WHAT IS EXPECTED
Of the lines in these entries, how many contain the string "yilda"? Give the number and nothing else.

Data records

━━━━━━━━━━

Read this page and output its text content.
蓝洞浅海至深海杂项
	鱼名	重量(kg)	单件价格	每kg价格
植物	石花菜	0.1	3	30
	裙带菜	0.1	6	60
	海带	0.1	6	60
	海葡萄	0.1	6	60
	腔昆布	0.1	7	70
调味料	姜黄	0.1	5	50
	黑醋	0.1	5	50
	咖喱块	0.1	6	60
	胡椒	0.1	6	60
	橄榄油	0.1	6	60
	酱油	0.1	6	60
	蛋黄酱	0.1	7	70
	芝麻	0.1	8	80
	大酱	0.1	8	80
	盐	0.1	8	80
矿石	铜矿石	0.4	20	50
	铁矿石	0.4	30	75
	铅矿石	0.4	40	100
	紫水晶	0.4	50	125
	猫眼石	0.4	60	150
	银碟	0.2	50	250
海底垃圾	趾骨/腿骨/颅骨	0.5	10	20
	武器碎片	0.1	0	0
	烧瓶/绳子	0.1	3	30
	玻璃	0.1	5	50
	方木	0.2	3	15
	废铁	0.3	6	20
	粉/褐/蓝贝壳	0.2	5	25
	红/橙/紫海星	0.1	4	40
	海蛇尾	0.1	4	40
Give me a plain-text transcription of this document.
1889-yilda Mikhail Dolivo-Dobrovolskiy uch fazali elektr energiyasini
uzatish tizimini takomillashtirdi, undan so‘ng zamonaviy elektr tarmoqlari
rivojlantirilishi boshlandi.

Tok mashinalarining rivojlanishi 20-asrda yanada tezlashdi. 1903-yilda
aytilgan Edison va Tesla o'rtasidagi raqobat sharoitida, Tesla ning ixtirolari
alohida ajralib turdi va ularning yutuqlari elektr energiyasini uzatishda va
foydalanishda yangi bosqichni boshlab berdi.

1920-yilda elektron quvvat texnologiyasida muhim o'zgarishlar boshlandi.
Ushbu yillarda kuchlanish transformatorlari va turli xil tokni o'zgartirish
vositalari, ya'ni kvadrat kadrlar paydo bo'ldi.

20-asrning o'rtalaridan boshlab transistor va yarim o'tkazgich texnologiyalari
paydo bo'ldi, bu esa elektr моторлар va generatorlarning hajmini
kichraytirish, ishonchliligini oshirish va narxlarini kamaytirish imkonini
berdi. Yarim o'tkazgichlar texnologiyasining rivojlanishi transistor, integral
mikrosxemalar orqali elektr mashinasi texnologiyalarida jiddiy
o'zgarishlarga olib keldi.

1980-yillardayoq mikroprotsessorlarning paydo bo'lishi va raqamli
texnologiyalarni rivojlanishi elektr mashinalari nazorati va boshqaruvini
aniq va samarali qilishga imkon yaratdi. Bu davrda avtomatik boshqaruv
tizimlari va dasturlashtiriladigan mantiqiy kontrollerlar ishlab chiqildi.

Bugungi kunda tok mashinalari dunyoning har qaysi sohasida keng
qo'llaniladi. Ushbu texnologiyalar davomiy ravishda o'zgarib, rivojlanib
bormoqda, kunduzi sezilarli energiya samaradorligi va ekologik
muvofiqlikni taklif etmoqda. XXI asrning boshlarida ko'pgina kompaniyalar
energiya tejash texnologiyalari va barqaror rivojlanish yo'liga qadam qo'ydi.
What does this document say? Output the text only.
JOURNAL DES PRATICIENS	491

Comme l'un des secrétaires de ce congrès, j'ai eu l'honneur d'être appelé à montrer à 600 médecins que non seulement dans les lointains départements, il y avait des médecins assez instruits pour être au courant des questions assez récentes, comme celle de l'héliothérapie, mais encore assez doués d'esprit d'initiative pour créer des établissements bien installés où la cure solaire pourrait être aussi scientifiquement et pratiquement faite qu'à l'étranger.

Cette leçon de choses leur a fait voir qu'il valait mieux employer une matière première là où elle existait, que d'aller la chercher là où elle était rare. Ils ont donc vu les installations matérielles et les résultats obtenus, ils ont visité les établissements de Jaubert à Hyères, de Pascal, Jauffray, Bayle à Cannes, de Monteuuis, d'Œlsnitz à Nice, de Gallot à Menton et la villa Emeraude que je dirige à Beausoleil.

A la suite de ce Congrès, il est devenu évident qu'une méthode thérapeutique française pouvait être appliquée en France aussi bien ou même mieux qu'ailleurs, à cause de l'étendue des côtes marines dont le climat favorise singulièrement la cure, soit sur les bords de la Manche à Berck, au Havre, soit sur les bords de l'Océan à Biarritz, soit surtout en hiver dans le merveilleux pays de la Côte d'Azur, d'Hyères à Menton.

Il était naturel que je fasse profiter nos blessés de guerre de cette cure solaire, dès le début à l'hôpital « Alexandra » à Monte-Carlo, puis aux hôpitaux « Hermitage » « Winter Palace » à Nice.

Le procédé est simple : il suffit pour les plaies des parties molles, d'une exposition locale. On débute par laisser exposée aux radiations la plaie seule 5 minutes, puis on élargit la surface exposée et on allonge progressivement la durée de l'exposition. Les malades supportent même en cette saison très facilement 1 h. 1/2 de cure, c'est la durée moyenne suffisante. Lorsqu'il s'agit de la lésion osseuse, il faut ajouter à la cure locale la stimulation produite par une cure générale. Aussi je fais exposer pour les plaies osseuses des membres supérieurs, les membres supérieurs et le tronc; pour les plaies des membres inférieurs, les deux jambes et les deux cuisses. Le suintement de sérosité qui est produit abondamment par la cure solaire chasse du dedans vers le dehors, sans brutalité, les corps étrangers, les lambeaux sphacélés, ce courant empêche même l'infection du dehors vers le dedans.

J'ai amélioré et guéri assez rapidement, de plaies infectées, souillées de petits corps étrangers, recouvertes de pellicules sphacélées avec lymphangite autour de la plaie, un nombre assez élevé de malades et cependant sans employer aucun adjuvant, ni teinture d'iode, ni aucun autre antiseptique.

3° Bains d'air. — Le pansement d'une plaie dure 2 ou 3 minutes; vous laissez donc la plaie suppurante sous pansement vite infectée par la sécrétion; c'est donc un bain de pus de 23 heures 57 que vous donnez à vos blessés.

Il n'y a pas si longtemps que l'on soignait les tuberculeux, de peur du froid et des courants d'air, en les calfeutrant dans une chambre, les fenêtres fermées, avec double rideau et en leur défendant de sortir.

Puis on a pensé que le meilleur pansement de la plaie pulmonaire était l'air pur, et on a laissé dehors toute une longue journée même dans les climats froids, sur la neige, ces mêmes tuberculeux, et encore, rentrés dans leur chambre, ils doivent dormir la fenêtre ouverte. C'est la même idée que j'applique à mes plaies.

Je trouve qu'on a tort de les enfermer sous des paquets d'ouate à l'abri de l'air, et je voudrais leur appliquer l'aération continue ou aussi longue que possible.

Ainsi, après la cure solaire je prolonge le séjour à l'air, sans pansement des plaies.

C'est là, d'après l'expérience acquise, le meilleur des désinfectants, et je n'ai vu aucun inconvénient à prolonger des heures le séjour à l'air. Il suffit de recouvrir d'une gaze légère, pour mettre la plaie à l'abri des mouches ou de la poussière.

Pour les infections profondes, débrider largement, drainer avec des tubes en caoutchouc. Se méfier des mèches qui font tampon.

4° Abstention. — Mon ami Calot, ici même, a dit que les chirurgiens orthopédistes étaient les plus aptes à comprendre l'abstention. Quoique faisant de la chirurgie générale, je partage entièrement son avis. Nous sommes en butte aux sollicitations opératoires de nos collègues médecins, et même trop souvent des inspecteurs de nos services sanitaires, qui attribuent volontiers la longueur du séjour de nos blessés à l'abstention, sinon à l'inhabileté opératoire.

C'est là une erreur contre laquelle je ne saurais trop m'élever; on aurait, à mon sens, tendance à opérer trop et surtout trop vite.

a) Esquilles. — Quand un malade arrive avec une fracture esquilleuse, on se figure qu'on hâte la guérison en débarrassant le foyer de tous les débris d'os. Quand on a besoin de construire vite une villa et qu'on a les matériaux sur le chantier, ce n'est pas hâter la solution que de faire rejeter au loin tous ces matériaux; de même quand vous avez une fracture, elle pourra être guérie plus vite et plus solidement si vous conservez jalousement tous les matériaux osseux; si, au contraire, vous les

━━━━━━━━━━

ANSWER FOR THE TASK
3